> **Listing**
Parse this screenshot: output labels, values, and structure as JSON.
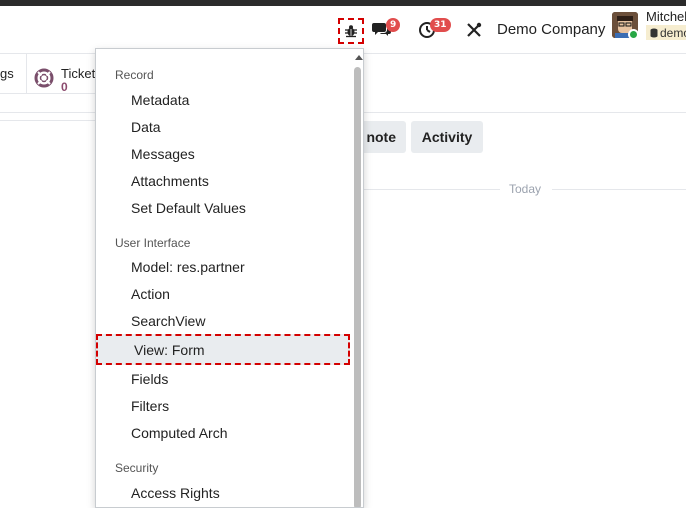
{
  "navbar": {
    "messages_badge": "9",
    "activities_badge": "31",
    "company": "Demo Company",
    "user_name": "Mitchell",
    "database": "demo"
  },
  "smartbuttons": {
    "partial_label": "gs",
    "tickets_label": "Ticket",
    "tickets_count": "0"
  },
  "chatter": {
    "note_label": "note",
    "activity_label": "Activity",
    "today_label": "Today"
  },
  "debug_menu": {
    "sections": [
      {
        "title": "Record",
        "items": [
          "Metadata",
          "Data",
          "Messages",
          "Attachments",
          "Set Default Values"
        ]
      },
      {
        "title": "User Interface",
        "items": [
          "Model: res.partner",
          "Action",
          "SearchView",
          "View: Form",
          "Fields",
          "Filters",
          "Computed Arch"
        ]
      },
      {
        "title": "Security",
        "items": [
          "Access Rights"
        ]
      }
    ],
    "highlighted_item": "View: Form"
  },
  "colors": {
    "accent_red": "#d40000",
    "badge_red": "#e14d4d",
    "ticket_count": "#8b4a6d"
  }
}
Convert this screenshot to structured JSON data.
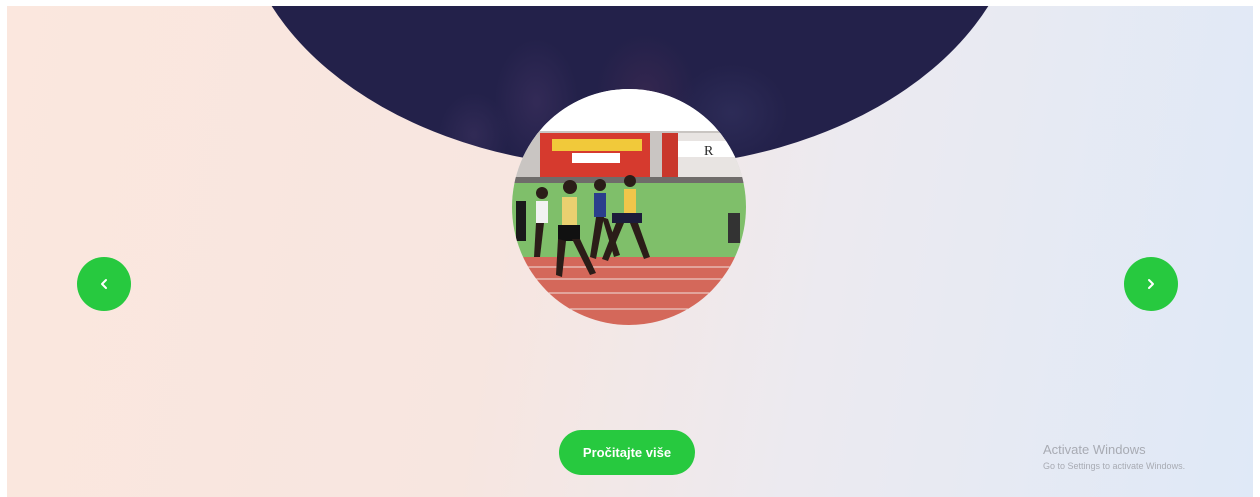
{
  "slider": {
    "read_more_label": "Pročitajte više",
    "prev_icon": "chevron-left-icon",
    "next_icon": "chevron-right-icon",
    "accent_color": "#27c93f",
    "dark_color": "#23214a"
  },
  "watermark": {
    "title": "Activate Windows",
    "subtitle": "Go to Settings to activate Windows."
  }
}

> **Short task**
Reproduce all the records verbatim, excluding images.

> **Answer to the task**
Parse this screenshot: output labels, values, and structure as JSON.
{
  "navbar": {
    "messages_badge": "9",
    "activities_badge": "31",
    "company": "Demo Company",
    "user_name": "Mitchell",
    "database": "demo"
  },
  "smartbuttons": {
    "partial_label": "gs",
    "tickets_label": "Ticket",
    "tickets_count": "0"
  },
  "chatter": {
    "note_label": "note",
    "activity_label": "Activity",
    "today_label": "Today"
  },
  "debug_menu": {
    "sections": [
      {
        "title": "Record",
        "items": [
          "Metadata",
          "Data",
          "Messages",
          "Attachments",
          "Set Default Values"
        ]
      },
      {
        "title": "User Interface",
        "items": [
          "Model: res.partner",
          "Action",
          "SearchView",
          "View: Form",
          "Fields",
          "Filters",
          "Computed Arch"
        ]
      },
      {
        "title": "Security",
        "items": [
          "Access Rights"
        ]
      }
    ],
    "highlighted_item": "View: Form"
  },
  "colors": {
    "accent_red": "#d40000",
    "badge_red": "#e14d4d",
    "ticket_count": "#8b4a6d"
  }
}
Convert this screenshot to structured JSON data.
{
  "slider": {
    "read_more_label": "Pročitajte više",
    "prev_icon": "chevron-left-icon",
    "next_icon": "chevron-right-icon",
    "accent_color": "#27c93f",
    "dark_color": "#23214a"
  },
  "watermark": {
    "title": "Activate Windows",
    "subtitle": "Go to Settings to activate Windows."
  }
}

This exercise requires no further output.